START TEXT EXCERPT

Tomorrow she will arrive in Paris... and that is not right? I lost a heart as well...
Any reason the "ll" in ella is pronounced "y" while that of llegar is "j?" Is it random orvis there an underlying rule as t play?
Interestingly the SpanishDict.com speaker pronounces the two words the other way around: "llegar" with a "y" sound and "ella" with a "j". Maybe it's just a case of say what sounds right to you. I know there is also a lot of regional/international variation with the "ll" sound. Check out: http://www.forvo.com/word/llegar/#es You'll hear the "y" and "j" sounds and also "che".
I've noticed that duolingo doesn't give us much practice with this future tense above. We spend most of our time with Ir + a. Is that because Ir+a is used a lot more often?
I asked Mavry this elsewhere and he said that the "ir + a" form is much more commonly used.
¡Gracias, jellonz! I'll have to go elsewhere to learn the other future tense -- I'm already forgetting it! I need lots of repetitions. I'm pretty good with the "ir+a" by now.
De nada Susanna. The simple future conjugation is actually one of the easiest to learn because there are very few irregularities and the same ending applies to all verbs, be they -ar -ir or -er verbs. Just take the infinitive and add "é" yo, "ás" tú, "á" usted, él, ella, "emos" nosotros, "án" ustedes, ellos, ellas.

END TEXT EXCERPT
START STORED DATA

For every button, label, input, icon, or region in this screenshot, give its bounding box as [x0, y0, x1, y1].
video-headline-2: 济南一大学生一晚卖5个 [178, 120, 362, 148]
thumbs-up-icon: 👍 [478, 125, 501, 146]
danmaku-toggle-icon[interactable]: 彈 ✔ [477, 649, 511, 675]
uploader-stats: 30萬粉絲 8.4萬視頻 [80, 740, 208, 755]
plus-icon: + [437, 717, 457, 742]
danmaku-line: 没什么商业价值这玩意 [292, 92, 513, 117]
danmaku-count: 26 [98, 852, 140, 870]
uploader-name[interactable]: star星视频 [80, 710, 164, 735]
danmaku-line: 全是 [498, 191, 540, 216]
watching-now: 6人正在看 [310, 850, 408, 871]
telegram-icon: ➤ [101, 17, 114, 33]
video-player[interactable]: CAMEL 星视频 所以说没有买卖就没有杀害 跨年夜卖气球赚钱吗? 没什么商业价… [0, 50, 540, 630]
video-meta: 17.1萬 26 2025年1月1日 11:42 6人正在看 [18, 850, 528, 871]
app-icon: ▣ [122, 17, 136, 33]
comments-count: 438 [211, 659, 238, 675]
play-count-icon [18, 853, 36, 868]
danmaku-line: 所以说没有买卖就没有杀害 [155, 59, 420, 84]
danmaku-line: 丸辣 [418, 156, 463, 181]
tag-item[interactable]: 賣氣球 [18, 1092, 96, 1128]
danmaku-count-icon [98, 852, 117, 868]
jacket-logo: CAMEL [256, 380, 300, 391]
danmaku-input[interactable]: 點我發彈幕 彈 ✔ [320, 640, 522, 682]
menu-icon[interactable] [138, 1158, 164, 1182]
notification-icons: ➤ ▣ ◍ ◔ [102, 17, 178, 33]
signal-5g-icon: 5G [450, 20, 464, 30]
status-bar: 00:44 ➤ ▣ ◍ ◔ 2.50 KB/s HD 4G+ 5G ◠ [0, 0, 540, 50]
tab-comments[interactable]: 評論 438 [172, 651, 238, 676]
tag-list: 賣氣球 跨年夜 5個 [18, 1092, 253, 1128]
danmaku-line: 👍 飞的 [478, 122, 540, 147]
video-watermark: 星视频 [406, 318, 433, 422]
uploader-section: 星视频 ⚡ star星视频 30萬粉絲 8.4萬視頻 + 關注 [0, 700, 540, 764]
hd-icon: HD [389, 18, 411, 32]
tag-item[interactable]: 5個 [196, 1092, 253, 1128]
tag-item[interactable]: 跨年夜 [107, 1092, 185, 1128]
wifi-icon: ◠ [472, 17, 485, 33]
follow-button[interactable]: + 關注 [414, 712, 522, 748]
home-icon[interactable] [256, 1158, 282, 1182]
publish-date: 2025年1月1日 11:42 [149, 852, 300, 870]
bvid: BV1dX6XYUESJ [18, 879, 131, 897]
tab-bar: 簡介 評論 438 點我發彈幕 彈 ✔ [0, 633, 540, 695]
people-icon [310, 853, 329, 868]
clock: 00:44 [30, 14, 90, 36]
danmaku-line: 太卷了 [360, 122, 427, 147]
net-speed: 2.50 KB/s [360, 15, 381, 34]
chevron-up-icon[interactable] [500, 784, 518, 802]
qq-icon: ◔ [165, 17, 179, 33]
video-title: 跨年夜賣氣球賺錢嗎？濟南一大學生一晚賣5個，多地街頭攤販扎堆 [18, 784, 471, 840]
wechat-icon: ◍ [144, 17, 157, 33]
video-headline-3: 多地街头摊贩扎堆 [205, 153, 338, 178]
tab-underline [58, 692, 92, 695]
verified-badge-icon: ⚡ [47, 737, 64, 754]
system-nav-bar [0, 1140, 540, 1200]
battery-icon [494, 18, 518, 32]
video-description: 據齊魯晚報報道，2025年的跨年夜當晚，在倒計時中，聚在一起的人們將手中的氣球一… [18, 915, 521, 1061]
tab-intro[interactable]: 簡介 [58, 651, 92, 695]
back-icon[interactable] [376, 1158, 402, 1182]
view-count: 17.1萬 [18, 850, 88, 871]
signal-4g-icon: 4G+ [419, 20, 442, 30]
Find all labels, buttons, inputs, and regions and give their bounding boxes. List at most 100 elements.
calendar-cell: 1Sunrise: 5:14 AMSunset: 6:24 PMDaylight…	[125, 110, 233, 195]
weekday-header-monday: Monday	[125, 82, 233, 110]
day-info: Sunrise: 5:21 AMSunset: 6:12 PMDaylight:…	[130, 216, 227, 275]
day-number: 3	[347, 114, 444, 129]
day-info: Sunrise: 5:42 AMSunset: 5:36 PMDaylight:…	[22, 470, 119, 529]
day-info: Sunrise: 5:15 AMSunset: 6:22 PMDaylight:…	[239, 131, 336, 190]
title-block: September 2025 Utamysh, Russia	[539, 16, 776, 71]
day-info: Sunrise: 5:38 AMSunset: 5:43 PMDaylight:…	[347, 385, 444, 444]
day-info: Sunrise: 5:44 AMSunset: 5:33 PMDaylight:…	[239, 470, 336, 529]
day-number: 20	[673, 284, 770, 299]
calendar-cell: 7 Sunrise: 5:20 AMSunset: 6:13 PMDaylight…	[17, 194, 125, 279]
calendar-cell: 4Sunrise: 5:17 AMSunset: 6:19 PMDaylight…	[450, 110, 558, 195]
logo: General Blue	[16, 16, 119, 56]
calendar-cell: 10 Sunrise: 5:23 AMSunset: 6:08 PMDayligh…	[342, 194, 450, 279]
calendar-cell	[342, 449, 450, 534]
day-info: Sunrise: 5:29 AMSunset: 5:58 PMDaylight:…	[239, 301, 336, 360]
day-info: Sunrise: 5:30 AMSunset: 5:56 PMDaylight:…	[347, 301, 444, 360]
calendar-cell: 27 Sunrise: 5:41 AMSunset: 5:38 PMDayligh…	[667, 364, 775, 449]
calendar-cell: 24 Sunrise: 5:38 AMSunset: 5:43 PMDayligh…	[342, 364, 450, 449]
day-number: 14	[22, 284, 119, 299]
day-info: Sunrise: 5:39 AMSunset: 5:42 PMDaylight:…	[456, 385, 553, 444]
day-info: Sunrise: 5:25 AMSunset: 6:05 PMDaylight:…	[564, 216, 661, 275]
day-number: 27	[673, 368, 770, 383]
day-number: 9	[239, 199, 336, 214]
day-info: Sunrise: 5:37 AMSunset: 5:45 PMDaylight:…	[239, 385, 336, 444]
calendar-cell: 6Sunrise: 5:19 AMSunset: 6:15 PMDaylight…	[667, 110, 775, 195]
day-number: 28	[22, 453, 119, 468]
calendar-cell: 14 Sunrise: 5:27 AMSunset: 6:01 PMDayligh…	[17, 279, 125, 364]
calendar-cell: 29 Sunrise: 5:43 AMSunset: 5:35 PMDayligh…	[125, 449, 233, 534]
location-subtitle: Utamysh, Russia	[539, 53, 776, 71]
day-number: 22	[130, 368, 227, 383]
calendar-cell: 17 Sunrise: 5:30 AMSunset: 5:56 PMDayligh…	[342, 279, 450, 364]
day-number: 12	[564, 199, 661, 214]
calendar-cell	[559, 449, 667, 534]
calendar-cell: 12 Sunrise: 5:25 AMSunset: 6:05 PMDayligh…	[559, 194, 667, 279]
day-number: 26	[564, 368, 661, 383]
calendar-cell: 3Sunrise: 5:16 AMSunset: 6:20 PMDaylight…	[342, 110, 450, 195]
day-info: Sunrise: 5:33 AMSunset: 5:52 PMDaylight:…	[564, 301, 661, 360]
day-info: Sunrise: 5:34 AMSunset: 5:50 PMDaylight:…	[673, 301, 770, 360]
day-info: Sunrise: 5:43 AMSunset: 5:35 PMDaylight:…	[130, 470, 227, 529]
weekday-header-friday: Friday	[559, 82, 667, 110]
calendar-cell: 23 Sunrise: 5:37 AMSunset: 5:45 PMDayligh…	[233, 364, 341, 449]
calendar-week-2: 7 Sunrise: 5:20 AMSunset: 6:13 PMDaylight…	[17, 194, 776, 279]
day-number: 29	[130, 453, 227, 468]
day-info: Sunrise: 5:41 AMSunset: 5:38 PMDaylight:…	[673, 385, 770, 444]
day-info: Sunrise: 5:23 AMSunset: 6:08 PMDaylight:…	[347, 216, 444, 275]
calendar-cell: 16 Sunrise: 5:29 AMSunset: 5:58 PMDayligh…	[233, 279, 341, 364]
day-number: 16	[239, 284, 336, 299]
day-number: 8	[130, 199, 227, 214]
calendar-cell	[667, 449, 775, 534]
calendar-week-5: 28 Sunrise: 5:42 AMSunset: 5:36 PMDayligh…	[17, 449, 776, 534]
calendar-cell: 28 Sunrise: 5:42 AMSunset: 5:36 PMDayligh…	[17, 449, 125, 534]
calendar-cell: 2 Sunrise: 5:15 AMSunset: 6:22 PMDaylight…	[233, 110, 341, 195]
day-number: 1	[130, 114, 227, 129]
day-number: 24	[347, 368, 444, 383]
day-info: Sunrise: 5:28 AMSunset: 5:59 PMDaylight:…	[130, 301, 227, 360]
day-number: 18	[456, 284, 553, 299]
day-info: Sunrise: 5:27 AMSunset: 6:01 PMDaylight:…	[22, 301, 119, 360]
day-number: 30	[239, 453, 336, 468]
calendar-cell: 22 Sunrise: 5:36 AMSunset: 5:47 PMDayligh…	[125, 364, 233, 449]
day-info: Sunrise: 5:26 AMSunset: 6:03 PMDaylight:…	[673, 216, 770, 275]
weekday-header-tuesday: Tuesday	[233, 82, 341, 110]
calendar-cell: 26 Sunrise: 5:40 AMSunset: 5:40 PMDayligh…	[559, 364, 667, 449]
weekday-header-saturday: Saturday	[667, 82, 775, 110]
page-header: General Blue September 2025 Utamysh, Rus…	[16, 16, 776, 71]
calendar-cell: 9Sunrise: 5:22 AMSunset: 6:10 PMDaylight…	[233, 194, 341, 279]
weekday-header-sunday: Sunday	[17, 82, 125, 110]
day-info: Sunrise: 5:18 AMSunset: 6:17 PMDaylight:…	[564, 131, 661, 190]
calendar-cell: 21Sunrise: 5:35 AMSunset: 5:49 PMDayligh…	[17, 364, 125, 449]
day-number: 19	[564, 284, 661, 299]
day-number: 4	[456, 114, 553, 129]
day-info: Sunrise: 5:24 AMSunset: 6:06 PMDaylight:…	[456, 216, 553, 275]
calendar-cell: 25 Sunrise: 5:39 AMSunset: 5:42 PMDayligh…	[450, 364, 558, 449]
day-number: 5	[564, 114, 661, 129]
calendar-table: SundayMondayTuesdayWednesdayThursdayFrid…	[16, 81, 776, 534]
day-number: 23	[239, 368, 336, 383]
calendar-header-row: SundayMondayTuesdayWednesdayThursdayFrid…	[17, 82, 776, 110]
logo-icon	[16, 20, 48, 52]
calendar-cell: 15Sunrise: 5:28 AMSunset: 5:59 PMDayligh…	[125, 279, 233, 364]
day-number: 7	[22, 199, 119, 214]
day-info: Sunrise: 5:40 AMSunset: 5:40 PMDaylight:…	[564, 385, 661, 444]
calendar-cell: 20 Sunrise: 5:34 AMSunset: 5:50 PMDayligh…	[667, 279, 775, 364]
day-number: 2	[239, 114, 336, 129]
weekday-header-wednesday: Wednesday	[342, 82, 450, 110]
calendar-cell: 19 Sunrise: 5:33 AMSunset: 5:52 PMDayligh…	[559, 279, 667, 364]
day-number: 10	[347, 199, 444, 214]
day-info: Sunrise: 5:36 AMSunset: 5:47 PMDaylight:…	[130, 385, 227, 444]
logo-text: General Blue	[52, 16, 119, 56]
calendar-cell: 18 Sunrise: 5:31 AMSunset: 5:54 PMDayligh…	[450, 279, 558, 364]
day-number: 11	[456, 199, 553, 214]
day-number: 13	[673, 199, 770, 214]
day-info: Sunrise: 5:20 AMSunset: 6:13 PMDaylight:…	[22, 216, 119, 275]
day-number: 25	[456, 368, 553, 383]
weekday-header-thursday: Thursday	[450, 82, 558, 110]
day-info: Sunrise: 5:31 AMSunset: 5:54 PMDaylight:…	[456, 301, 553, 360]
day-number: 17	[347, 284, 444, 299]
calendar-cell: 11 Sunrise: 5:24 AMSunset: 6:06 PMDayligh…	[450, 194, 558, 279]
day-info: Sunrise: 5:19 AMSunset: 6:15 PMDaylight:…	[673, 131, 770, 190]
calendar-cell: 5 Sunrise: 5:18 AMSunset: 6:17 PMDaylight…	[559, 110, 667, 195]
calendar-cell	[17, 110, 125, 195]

END STORED DATA

## TO DO
Update the Spanish learners' discussion from "Any reason the" up to and including "lot more often?" by replacing "SpanishDict.com" with "online dictionary", then write out that stretch.

## SOLVED PROBLEM
Any reason the "ll" in ella is pronounced "y" while that of llegar is "j?" Is it random orvis there an underlying rule as t play?
Interestingly the online dictionary speaker pronounces the two words the other way around: "llegar" with a "y" sound and "ella" with a "j". Maybe it's just a case of say what sounds right to you. I know there is also a lot of regional/international variation with the "ll" sound. Check out: http://www.forvo.com/word/llegar/#es You'll hear the "y" and "j" sounds and also "che".
I've noticed that duolingo doesn't give us much practice with this future tense above. We spend most of our time with Ir + a. Is that because Ir+a is used a lot more often?